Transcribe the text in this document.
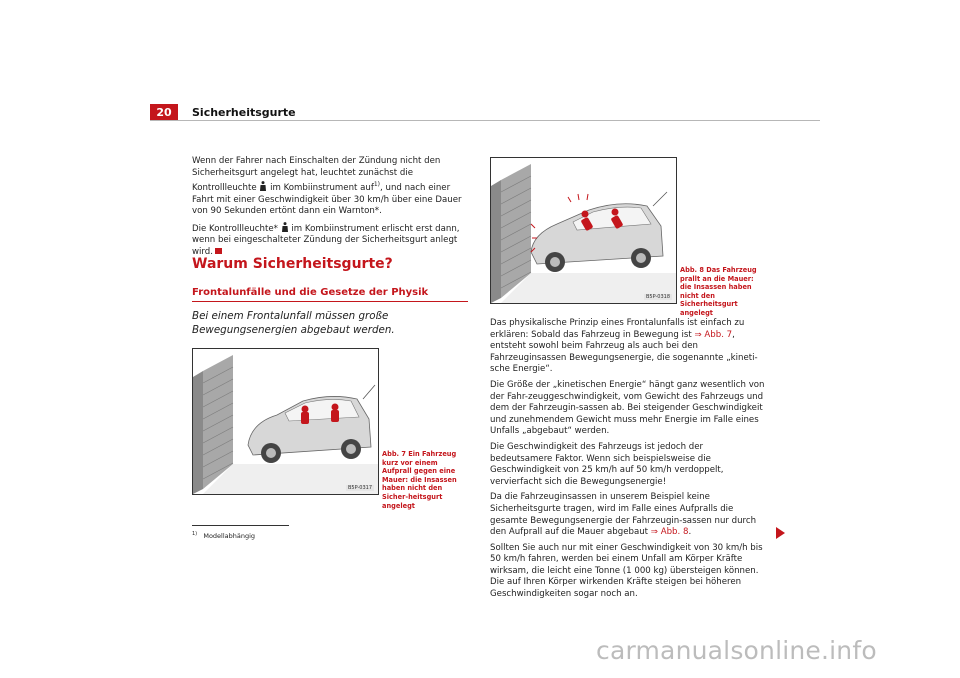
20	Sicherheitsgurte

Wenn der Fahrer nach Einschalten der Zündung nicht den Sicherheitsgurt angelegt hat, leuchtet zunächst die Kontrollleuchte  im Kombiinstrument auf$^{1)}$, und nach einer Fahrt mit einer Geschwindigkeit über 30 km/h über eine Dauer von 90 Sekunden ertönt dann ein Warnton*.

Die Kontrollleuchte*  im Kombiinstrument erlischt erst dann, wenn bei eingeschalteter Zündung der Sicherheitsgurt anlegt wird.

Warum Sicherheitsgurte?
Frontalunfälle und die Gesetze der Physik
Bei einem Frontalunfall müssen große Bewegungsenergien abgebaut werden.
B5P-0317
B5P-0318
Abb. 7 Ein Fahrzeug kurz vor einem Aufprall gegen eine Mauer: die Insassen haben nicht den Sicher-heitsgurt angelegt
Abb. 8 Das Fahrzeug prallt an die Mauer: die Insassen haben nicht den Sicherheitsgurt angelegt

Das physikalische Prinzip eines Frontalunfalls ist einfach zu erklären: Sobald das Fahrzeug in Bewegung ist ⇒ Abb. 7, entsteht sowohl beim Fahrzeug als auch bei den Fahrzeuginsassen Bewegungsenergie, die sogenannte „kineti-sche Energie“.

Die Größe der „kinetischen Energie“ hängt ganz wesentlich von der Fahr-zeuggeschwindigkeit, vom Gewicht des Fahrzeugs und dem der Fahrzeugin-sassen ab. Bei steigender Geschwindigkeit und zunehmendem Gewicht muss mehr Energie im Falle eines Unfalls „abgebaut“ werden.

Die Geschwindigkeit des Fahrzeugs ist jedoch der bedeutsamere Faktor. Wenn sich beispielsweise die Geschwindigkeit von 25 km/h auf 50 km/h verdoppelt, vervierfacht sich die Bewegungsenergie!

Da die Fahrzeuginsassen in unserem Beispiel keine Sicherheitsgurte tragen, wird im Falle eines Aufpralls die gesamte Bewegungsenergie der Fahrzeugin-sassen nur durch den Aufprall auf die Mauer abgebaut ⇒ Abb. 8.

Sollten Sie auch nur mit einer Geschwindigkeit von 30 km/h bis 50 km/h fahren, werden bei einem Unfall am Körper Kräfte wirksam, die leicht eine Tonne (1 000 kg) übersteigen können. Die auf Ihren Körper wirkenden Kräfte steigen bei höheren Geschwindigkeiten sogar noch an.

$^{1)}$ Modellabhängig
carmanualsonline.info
...
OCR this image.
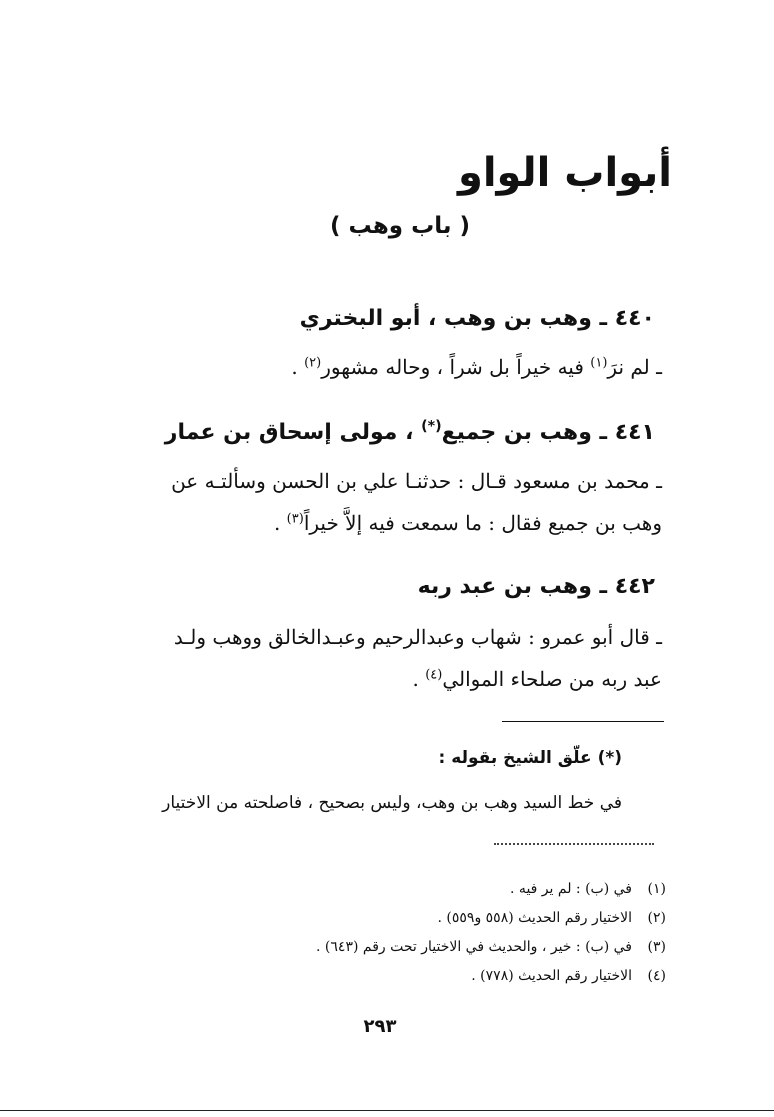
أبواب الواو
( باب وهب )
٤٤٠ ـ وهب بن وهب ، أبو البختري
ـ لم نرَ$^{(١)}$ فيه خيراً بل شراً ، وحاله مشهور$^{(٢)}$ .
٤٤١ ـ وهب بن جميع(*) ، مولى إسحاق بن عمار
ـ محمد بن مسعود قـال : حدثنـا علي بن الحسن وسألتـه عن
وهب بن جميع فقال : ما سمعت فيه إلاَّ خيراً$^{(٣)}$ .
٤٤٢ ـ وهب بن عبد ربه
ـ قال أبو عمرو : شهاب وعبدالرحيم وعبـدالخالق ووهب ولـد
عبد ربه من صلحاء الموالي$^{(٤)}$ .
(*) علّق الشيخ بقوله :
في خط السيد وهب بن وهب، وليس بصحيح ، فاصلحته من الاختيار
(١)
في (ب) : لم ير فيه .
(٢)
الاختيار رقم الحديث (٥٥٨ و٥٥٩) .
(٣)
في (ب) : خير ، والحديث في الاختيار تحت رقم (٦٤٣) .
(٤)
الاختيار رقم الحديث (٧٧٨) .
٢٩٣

▶ _Work instructions_
Where a line in the entries holds "abgebaut", copy that line.

▶ _Task response_
Bei einem Frontalunfall müssen große Bewegungsenergien abgebaut werden.
Die Größe der „kinetischen Energie“ hängt ganz wesentlich von der Fahr-zeuggeschwindigkeit, vom Gewicht des Fahrzeugs und dem der Fahrzeugin-sassen ab. Bei steigender Geschwindigkeit und zunehmendem Gewicht muss mehr Energie im Falle eines Unfalls „abgebaut“ werden.
Da die Fahrzeuginsassen in unserem Beispiel keine Sicherheitsgurte tragen, wird im Falle eines Aufpralls die gesamte Bewegungsenergie der Fahrzeugin-sassen nur durch den Aufprall auf die Mauer abgebaut ⇒ Abb. 8.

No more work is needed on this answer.